* **Written instruction**
Write out every line below that includes the word "pedig".

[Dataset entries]
>> start
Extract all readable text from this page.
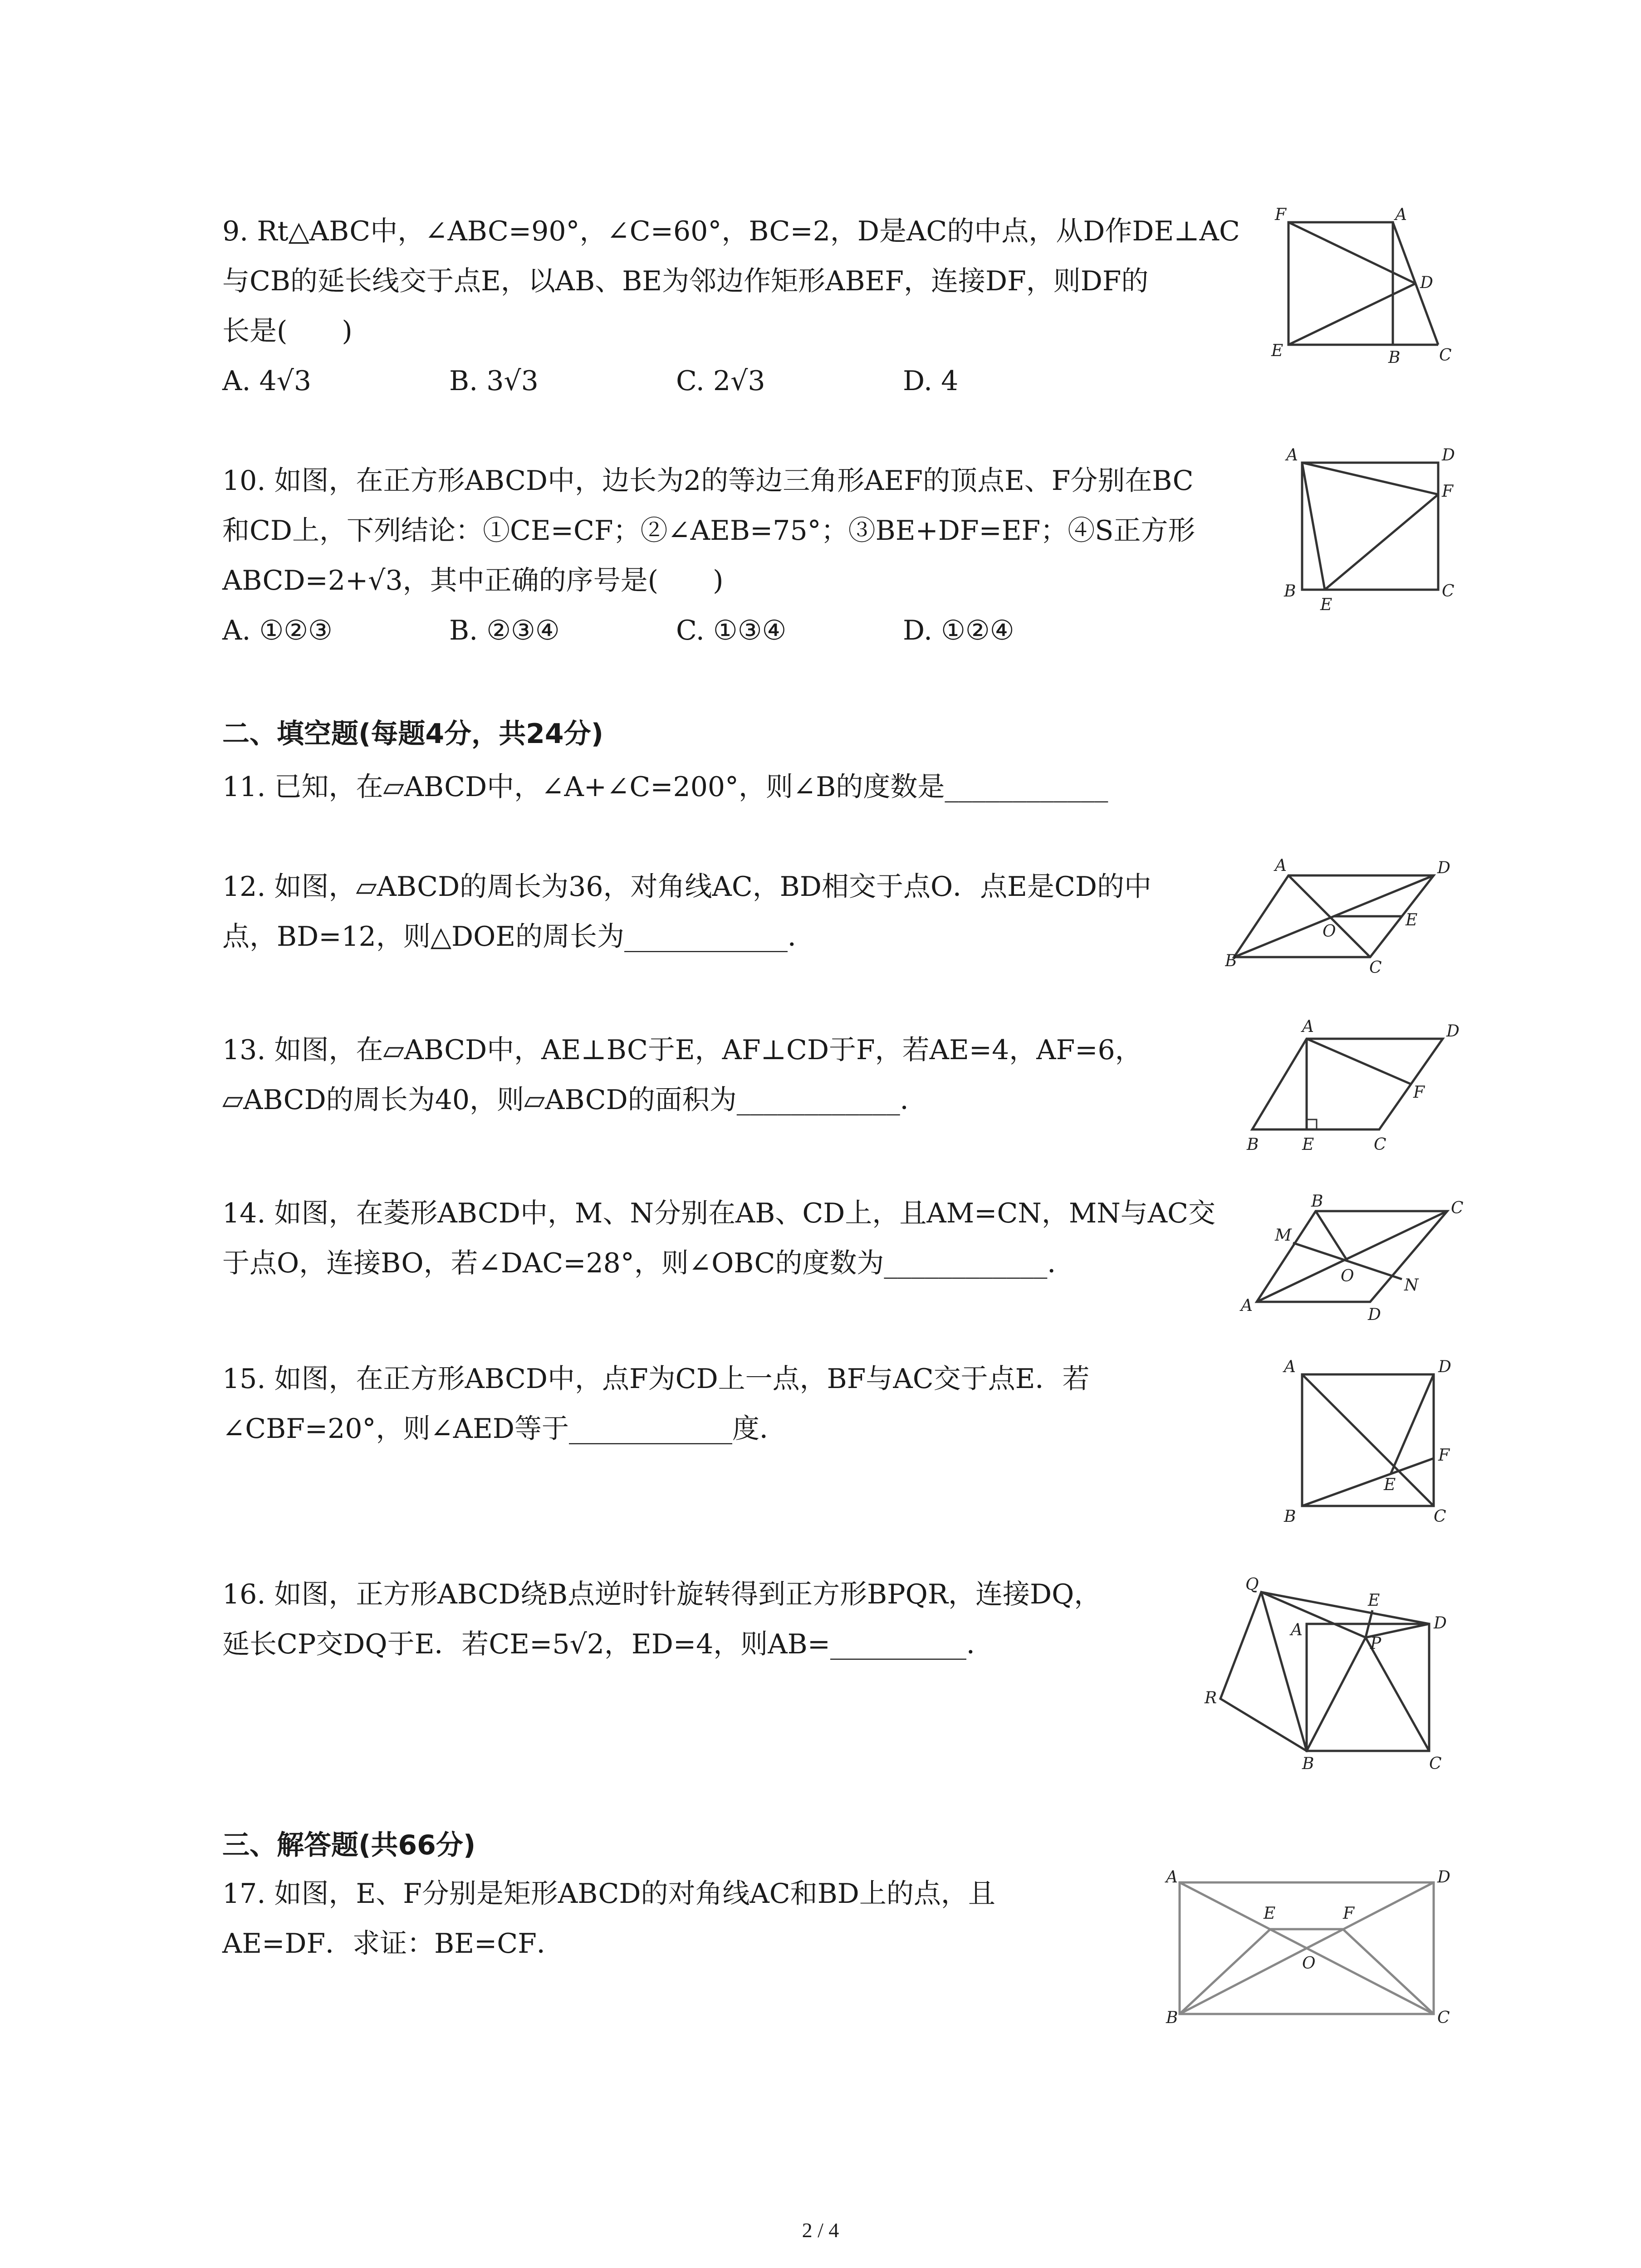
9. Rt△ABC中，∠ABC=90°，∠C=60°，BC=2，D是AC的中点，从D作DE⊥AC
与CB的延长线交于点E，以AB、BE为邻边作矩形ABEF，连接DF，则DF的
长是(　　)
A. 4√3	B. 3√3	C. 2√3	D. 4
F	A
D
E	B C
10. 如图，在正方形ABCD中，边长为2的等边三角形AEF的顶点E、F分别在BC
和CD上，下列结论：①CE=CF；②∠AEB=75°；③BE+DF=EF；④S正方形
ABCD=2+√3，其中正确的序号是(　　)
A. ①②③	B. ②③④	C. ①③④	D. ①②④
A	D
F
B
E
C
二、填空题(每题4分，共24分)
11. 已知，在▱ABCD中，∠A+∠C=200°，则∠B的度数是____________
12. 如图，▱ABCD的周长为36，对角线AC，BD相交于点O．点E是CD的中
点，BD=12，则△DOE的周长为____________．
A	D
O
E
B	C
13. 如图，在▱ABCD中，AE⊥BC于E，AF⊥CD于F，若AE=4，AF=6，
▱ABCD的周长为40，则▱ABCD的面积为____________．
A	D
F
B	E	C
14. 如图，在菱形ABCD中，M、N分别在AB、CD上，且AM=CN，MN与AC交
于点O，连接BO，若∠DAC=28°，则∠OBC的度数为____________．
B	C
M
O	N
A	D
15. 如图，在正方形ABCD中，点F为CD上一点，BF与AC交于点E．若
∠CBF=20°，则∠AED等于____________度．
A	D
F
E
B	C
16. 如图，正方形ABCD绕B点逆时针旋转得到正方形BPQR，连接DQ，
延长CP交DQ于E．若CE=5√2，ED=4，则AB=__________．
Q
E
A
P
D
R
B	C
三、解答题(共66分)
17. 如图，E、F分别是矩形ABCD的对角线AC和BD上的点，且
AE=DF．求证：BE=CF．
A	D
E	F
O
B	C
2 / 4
>> end
>> start
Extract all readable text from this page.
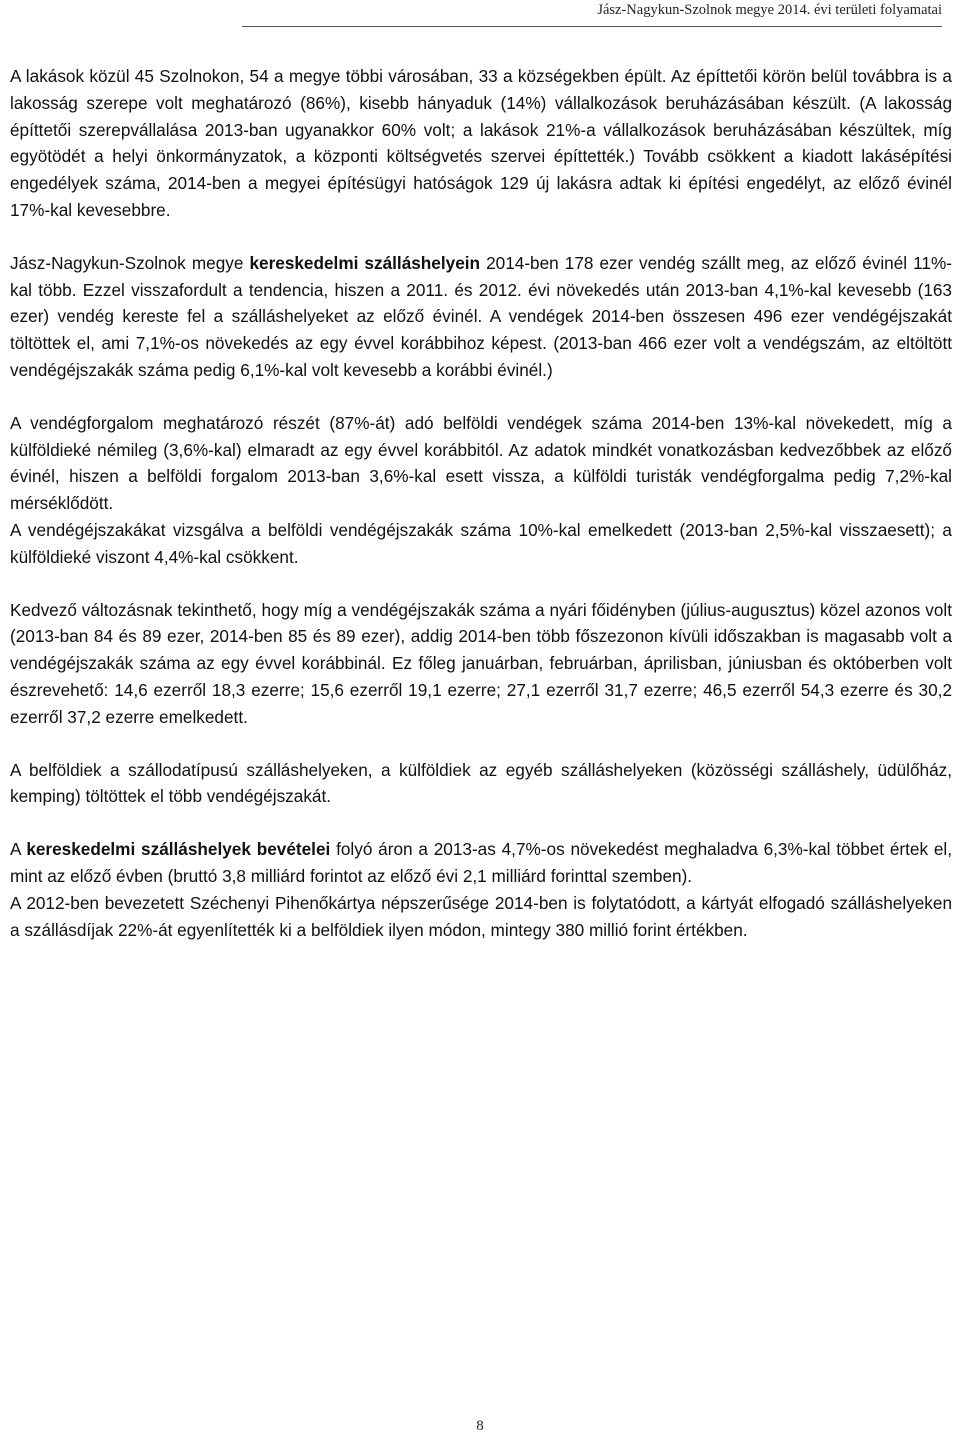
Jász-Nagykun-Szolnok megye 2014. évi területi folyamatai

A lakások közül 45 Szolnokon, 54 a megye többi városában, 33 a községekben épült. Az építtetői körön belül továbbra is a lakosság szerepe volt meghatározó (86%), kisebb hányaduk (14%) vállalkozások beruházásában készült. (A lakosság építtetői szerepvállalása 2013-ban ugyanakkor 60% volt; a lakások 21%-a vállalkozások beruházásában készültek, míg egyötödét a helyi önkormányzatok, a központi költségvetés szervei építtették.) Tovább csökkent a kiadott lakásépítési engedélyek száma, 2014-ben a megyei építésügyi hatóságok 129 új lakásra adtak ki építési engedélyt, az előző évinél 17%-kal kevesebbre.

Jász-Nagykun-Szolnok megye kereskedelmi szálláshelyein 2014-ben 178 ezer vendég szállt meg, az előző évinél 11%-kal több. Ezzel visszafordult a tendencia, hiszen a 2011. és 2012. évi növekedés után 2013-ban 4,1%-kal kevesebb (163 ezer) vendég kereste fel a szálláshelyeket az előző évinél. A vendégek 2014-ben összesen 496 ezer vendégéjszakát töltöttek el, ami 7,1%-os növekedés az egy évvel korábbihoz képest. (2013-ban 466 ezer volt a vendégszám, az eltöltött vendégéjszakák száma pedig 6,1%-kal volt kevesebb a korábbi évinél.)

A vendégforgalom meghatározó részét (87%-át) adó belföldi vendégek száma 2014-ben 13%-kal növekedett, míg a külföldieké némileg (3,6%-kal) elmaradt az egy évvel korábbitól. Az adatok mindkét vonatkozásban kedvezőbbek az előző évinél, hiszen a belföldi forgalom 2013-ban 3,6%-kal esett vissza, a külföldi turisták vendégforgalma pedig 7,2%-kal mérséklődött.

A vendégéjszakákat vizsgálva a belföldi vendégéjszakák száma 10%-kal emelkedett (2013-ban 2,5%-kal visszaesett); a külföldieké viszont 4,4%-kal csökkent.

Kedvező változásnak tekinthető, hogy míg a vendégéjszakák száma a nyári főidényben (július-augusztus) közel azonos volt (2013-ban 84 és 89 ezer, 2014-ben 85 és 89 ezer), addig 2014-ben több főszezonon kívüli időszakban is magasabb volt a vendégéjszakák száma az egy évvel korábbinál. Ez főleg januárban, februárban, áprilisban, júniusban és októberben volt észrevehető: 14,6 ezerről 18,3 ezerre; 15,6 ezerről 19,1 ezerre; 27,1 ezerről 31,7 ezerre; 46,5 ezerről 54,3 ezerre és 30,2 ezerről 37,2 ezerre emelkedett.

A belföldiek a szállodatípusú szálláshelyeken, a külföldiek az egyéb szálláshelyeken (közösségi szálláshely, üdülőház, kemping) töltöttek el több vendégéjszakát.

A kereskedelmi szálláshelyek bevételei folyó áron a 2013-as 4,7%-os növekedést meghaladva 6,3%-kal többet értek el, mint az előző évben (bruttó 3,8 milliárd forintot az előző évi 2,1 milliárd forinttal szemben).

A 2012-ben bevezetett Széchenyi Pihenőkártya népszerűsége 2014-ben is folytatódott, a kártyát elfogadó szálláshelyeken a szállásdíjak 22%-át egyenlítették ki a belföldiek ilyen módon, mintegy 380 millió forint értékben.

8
>> end
>> start
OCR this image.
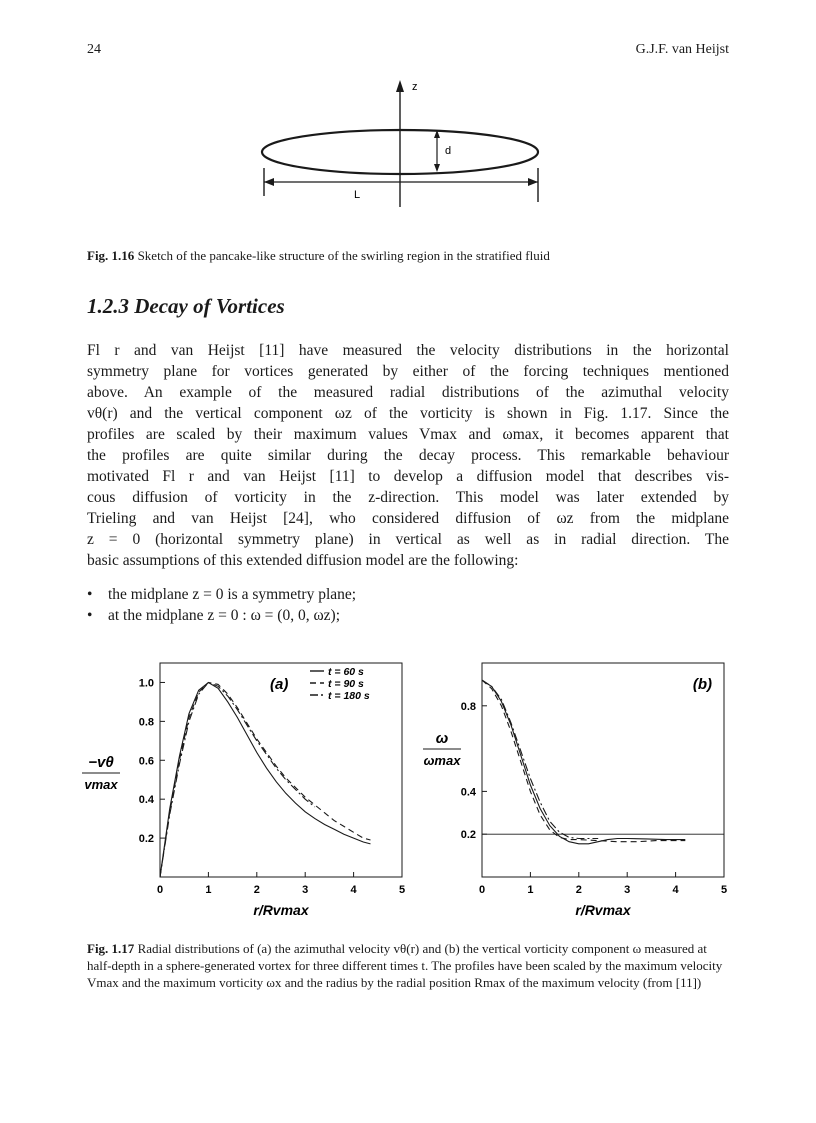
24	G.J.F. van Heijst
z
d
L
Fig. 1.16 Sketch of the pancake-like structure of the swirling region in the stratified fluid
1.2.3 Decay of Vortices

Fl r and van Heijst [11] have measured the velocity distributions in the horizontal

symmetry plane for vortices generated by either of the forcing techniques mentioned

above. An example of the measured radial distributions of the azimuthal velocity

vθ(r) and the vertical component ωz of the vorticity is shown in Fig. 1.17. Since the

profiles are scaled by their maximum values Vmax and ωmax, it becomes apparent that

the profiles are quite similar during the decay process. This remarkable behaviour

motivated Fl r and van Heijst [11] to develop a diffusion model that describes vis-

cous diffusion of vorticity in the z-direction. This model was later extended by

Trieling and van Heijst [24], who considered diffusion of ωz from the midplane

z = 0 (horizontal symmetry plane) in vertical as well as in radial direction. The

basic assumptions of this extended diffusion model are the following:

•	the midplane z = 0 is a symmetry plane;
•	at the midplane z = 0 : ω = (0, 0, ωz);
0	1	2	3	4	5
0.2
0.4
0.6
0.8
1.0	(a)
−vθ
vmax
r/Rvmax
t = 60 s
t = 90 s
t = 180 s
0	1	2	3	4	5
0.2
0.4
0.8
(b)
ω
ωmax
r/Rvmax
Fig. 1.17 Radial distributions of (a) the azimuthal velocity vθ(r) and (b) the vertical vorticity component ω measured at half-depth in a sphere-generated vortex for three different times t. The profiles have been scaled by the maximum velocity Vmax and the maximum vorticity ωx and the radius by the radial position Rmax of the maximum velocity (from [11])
>> end
* **The response**
Jász-Nagykun-Szolnok megye kereskedelmi szálláshelyein 2014-ben 178 ezer vendég szállt meg, az előző évinél 11%-kal több. Ezzel visszafordult a tendencia, hiszen a 2011. és 2012. évi növekedés után 2013-ban 4,1%-kal kevesebb (163 ezer) vendég kereste fel a szálláshelyeket az előző évinél. A vendégek 2014-ben összesen 496 ezer vendégéjszakát töltöttek el, ami 7,1%-os növekedés az egy évvel korábbihoz képest. (2013-ban 466 ezer volt a vendégszám, az eltöltött vendégéjszakák száma pedig 6,1%-kal volt kevesebb a korábbi évinél.)
A vendégforgalom meghatározó részét (87%-át) adó belföldi vendégek száma 2014-ben 13%-kal növekedett, míg a külföldieké némileg (3,6%-kal) elmaradt az egy évvel korábbitól. Az adatok mindkét vonatkozásban kedvezőbbek az előző évinél, hiszen a belföldi forgalom 2013-ban 3,6%-kal esett vissza, a külföldi turisták vendégforgalma pedig 7,2%-kal mérséklődött.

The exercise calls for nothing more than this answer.